>>>>>

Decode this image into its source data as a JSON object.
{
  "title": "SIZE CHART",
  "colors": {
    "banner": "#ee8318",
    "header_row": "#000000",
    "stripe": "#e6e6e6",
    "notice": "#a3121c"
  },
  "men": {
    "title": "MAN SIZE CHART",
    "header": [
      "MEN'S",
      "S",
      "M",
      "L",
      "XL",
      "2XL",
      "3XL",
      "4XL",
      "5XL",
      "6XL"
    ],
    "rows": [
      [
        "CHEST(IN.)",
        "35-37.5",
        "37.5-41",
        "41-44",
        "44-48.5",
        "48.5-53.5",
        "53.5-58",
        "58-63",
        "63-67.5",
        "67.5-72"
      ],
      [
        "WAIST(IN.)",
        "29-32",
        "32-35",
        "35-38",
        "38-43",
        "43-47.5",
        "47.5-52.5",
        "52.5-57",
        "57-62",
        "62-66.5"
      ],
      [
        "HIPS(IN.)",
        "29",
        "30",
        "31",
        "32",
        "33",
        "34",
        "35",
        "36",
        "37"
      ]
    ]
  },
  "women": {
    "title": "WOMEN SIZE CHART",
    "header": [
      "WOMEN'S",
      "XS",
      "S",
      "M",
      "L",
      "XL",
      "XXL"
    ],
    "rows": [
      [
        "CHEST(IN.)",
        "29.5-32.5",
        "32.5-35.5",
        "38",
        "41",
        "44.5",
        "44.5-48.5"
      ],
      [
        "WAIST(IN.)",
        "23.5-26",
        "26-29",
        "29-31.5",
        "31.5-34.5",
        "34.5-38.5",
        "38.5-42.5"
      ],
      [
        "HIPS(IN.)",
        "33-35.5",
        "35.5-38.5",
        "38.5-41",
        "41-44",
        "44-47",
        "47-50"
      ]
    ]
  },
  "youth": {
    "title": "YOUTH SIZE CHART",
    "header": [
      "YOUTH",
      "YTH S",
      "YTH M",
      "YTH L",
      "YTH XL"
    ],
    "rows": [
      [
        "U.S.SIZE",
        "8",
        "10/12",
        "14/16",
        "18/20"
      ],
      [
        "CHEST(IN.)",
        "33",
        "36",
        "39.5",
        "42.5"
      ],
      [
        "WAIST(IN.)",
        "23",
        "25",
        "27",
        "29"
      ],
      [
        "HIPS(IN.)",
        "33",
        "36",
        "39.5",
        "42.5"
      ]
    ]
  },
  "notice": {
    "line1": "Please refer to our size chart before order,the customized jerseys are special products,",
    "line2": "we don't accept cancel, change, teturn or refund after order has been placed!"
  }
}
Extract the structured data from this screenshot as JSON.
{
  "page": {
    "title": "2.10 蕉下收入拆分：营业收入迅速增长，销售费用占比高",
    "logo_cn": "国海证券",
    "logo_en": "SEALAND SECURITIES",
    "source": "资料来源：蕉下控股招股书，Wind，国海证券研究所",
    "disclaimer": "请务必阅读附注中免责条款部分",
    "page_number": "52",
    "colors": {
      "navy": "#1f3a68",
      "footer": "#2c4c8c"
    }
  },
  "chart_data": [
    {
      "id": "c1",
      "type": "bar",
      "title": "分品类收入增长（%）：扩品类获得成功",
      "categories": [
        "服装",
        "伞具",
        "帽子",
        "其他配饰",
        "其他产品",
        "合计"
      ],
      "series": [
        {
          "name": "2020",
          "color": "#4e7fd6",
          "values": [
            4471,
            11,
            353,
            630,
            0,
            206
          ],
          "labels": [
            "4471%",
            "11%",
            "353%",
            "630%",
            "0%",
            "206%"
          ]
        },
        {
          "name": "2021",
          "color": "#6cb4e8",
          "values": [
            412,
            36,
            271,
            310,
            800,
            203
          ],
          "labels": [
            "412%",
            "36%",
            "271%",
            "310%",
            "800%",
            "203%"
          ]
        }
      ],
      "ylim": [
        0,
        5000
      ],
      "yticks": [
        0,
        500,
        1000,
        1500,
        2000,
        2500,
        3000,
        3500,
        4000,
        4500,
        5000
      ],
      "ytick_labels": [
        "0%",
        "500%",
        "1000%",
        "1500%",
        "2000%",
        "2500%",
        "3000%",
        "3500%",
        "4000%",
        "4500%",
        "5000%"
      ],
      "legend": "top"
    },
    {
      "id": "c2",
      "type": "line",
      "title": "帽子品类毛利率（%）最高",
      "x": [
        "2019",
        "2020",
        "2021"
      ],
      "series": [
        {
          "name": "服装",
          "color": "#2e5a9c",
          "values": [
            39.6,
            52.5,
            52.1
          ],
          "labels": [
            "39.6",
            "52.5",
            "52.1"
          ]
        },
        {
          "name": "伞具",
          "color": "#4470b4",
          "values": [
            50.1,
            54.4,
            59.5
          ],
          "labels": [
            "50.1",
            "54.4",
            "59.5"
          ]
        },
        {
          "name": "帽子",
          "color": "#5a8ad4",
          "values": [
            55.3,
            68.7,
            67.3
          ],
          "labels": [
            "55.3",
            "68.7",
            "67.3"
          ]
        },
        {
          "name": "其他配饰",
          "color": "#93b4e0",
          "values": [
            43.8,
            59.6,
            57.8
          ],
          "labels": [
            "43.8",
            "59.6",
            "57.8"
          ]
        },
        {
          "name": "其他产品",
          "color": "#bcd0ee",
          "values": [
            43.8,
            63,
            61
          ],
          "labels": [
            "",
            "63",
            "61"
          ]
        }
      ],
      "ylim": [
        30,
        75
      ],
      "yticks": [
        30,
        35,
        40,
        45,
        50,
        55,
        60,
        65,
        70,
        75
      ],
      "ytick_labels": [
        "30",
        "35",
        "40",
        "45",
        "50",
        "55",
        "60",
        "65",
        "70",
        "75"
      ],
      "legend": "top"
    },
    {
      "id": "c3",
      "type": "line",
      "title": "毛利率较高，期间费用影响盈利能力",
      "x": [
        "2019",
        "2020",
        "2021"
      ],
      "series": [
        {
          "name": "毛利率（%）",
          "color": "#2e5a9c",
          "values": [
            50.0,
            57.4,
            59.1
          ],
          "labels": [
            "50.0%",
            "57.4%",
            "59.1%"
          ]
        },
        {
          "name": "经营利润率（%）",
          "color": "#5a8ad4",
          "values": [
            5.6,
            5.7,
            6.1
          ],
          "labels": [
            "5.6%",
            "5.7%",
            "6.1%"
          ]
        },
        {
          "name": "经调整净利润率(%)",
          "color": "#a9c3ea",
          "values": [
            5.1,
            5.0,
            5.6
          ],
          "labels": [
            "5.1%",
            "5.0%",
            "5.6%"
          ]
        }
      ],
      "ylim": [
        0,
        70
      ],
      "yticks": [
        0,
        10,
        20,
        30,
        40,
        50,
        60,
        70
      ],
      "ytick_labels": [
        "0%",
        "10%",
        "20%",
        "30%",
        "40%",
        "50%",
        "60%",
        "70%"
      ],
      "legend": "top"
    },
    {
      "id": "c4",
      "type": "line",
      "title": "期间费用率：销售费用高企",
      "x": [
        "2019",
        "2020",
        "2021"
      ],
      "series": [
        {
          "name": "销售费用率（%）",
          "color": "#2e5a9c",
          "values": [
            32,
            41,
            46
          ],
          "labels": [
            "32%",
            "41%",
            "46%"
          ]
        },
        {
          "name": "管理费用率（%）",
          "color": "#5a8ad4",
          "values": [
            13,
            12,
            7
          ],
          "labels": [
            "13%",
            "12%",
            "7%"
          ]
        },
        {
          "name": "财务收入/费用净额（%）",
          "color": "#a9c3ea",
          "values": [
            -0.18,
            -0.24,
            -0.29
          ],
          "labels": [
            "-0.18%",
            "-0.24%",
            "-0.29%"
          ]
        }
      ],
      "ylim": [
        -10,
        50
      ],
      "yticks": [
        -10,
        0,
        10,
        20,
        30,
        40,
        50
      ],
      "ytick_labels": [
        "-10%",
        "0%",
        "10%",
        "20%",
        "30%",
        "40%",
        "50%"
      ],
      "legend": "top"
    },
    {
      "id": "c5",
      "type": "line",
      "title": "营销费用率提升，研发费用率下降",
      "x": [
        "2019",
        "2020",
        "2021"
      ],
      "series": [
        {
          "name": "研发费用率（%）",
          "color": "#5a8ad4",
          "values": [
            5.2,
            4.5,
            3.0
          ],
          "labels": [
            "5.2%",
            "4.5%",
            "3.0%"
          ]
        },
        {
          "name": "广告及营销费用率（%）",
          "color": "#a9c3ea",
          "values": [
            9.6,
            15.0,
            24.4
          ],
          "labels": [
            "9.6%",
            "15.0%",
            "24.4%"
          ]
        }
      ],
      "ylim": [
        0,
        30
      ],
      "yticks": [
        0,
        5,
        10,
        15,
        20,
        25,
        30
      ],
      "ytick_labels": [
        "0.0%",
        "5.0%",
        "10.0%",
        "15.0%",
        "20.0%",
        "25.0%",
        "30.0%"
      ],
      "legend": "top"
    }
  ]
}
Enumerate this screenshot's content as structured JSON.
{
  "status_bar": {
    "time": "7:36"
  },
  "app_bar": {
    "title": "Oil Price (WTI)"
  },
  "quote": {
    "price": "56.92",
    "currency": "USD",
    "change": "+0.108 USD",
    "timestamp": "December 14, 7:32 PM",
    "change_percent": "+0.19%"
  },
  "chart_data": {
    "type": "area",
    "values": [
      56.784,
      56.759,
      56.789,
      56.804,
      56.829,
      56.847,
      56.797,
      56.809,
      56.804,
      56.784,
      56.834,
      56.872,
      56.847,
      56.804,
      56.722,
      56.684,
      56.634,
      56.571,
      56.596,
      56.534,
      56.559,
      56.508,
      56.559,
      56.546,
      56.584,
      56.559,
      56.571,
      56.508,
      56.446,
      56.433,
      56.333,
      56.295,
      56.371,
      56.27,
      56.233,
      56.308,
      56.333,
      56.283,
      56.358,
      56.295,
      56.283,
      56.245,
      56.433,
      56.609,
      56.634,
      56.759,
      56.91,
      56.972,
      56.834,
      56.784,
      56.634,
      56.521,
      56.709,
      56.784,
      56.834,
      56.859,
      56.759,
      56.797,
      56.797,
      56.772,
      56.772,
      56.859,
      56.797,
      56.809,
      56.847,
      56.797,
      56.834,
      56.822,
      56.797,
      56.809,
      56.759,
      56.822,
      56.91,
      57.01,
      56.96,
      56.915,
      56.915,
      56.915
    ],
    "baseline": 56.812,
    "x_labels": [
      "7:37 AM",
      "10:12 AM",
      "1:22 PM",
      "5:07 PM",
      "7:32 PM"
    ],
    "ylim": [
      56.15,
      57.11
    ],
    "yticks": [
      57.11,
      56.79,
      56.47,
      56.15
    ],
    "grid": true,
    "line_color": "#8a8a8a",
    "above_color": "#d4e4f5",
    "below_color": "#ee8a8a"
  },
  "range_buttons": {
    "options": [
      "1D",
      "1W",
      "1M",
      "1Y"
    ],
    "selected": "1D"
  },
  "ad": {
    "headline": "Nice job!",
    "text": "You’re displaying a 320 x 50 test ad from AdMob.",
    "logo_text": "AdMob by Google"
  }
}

<<<<<

SET PROBLEM: Search the data for the string "order". List each line that has it.

OUTPUT FOR THIS TASK:
    "line1": "Please refer to our size chart before order,the customized jerseys are special products,",
    "line2": "we don't accept cancel, change, teturn or refund after order has been placed!"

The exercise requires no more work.